[Stored records]
** Begin **

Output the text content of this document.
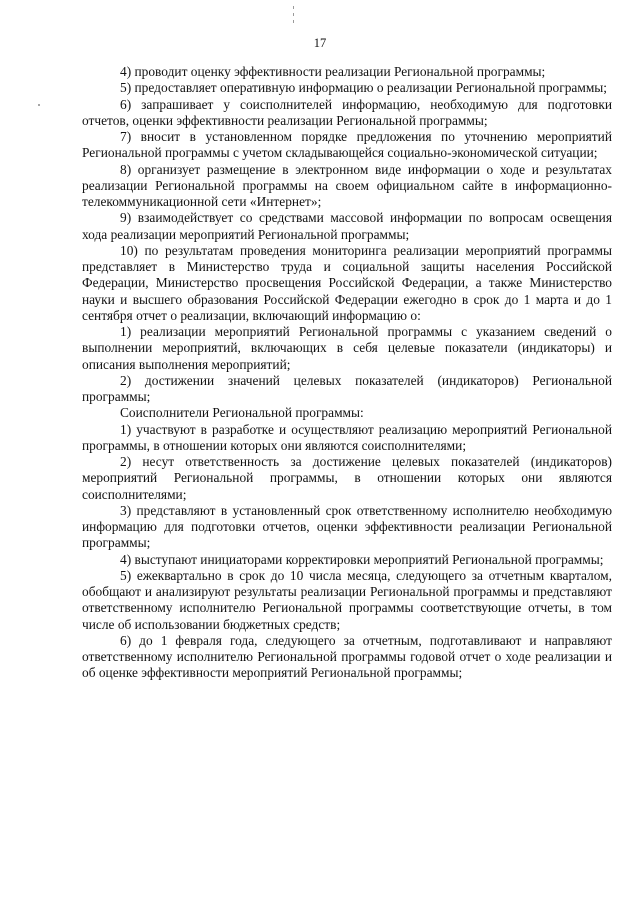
17

4) проводит оценку эффективности реализации Региональной программы;

5) предоставляет оперативную информацию о реализации Региональной программы;

6) запрашивает у соисполнителей информацию, необходимую для подготовки отчетов, оценки эффективности реализации Региональной программы;

7) вносит в установленном порядке предложения по уточнению мероприятий Региональной программы с учетом складывающейся социально-экономической ситуации;

8) организует размещение в электронном виде информации о ходе и результатах реализации Региональной программы на своем официальном сайте в информационно-телекоммуникационной сети «Интернет»;

9) взаимодействует со средствами массовой информации по вопросам освещения хода реализации мероприятий Региональной программы;

10) по результатам проведения мониторинга реализации мероприятий программы представляет в Министерство труда и социальной защиты населения Российской Федерации, Министерство просвещения Российской Федерации, а также Министерство науки и высшего образования Российской Федерации ежегодно в срок до 1 марта и до 1 сентября отчет о реализации, включающий информацию о:

1) реализации мероприятий Региональной программы с указанием сведений о выполнении мероприятий, включающих в себя целевые показатели (индикаторы) и описания выполнения мероприятий;

2) достижении значений целевых показателей (индикаторов) Региональной программы;

Соисполнители Региональной программы:

1) участвуют в разработке и осуществляют реализацию мероприятий Региональной программы, в отношении которых они являются соисполнителями;

2) несут ответственность за достижение целевых показателей (индикаторов) мероприятий Региональной программы, в отношении которых они являются соисполнителями;

3) представляют в установленный срок ответственному исполнителю необходимую информацию для подготовки отчетов, оценки эффективности реализации Региональной программы;

4) выступают инициаторами корректировки мероприятий Региональной программы;

5) ежеквартально в срок до 10 числа месяца, следующего за отчетным кварталом, обобщают и анализируют результаты реализации Региональной программы и представляют ответственному исполнителю Региональной программы соответствующие отчеты, в том числе об использовании бюджетных средств;

6) до 1 февраля года, следующего за отчетным, подготавливают и направляют ответственному исполнителю Региональной программы годовой отчет о ходе реализации и об оценке эффективности мероприятий Региональной программы;
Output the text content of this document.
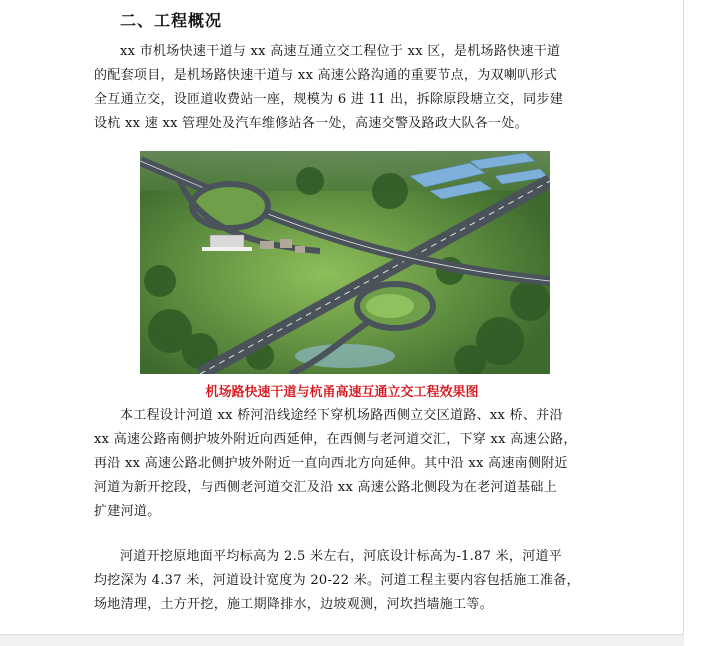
二、工程概况
xx 市机场快速干道与 xx 高速互通立交工程位于 xx 区，是机场路快速干道
的配套项目，是机场路快速干道与 xx 高速公路沟通的重要节点，为双喇叭形式
全互通立交，设匝道收费站一座，规模为 6 进 11 出，拆除原段塘立交，同步建
设杭 xx 速 xx 管理处及汽车维修站各一处，高速交警及路政大队各一处。
机场路快速干道与杭甬高速互通立交工程效果图
本工程设计河道 xx 桥河沿线途经下穿机场路西侧立交区道路、xx 桥、并沿
xx 高速公路南侧护坡外附近向西延伸，在西侧与老河道交汇，下穿 xx 高速公路，
再沿 xx 高速公路北侧护坡外附近一直向西北方向延伸。其中沿 xx 高速南侧附近
河道为新开挖段，与西侧老河道交汇及沿 xx 高速公路北侧段为在老河道基础上
扩建河道。
河道开挖原地面平均标高为 2.5 米左右，河底设计标高为-1.87 米，河道平
均挖深为 4.37 米，河道设计宽度为 20-22 米。河道工程主要内容包括施工准备，
场地清理，土方开挖，施工期降排水，边坡观测，河坎挡墙施工等。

** End **

■ **Exercise description**: Quote the preceding listing precisely and completely, omitting its images.

■ **Answer to this problem**:
Output the text content of this document.
17

4) проводит оценку эффективности реализации Региональной программы;

5) предоставляет оперативную информацию о реализации Региональной программы;

6) запрашивает у соисполнителей информацию, необходимую для подготовки отчетов, оценки эффективности реализации Региональной программы;

7) вносит в установленном порядке предложения по уточнению мероприятий Региональной программы с учетом складывающейся социально-экономической ситуации;

8) организует размещение в электронном виде информации о ходе и результатах реализации Региональной программы на своем официальном сайте в информационно-телекоммуникационной сети «Интернет»;

9) взаимодействует со средствами массовой информации по вопросам освещения хода реализации мероприятий Региональной программы;

10) по результатам проведения мониторинга реализации мероприятий программы представляет в Министерство труда и социальной защиты населения Российской Федерации, Министерство просвещения Российской Федерации, а также Министерство науки и высшего образования Российской Федерации ежегодно в срок до 1 марта и до 1 сентября отчет о реализации, включающий информацию о:

1) реализации мероприятий Региональной программы с указанием сведений о выполнении мероприятий, включающих в себя целевые показатели (индикаторы) и описания выполнения мероприятий;

2) достижении значений целевых показателей (индикаторов) Региональной программы;

Соисполнители Региональной программы:

1) участвуют в разработке и осуществляют реализацию мероприятий Региональной программы, в отношении которых они являются соисполнителями;

2) несут ответственность за достижение целевых показателей (индикаторов) мероприятий Региональной программы, в отношении которых они являются соисполнителями;

3) представляют в установленный срок ответственному исполнителю необходимую информацию для подготовки отчетов, оценки эффективности реализации Региональной программы;

4) выступают инициаторами корректировки мероприятий Региональной программы;

5) ежеквартально в срок до 10 числа месяца, следующего за отчетным кварталом, обобщают и анализируют результаты реализации Региональной программы и представляют ответственному исполнителю Региональной программы соответствующие отчеты, в том числе об использовании бюджетных средств;

6) до 1 февраля года, следующего за отчетным, подготавливают и направляют ответственному исполнителю Региональной программы годовой отчет о ходе реализации и об оценке эффективности мероприятий Региональной программы;
Output the text content of this document.
二、工程概况
xx 市机场快速干道与 xx 高速互通立交工程位于 xx 区，是机场路快速干道
的配套项目，是机场路快速干道与 xx 高速公路沟通的重要节点，为双喇叭形式
全互通立交，设匝道收费站一座，规模为 6 进 11 出，拆除原段塘立交，同步建
设杭 xx 速 xx 管理处及汽车维修站各一处，高速交警及路政大队各一处。
机场路快速干道与杭甬高速互通立交工程效果图
本工程设计河道 xx 桥河沿线途经下穿机场路西侧立交区道路、xx 桥、并沿
xx 高速公路南侧护坡外附近向西延伸，在西侧与老河道交汇，下穿 xx 高速公路，
再沿 xx 高速公路北侧护坡外附近一直向西北方向延伸。其中沿 xx 高速南侧附近
河道为新开挖段，与西侧老河道交汇及沿 xx 高速公路北侧段为在老河道基础上
扩建河道。
河道开挖原地面平均标高为 2.5 米左右，河底设计标高为-1.87 米，河道平
均挖深为 4.37 米，河道设计宽度为 20-22 米。河道工程主要内容包括施工准备，
场地清理，土方开挖，施工期降排水，边坡观测，河坎挡墙施工等。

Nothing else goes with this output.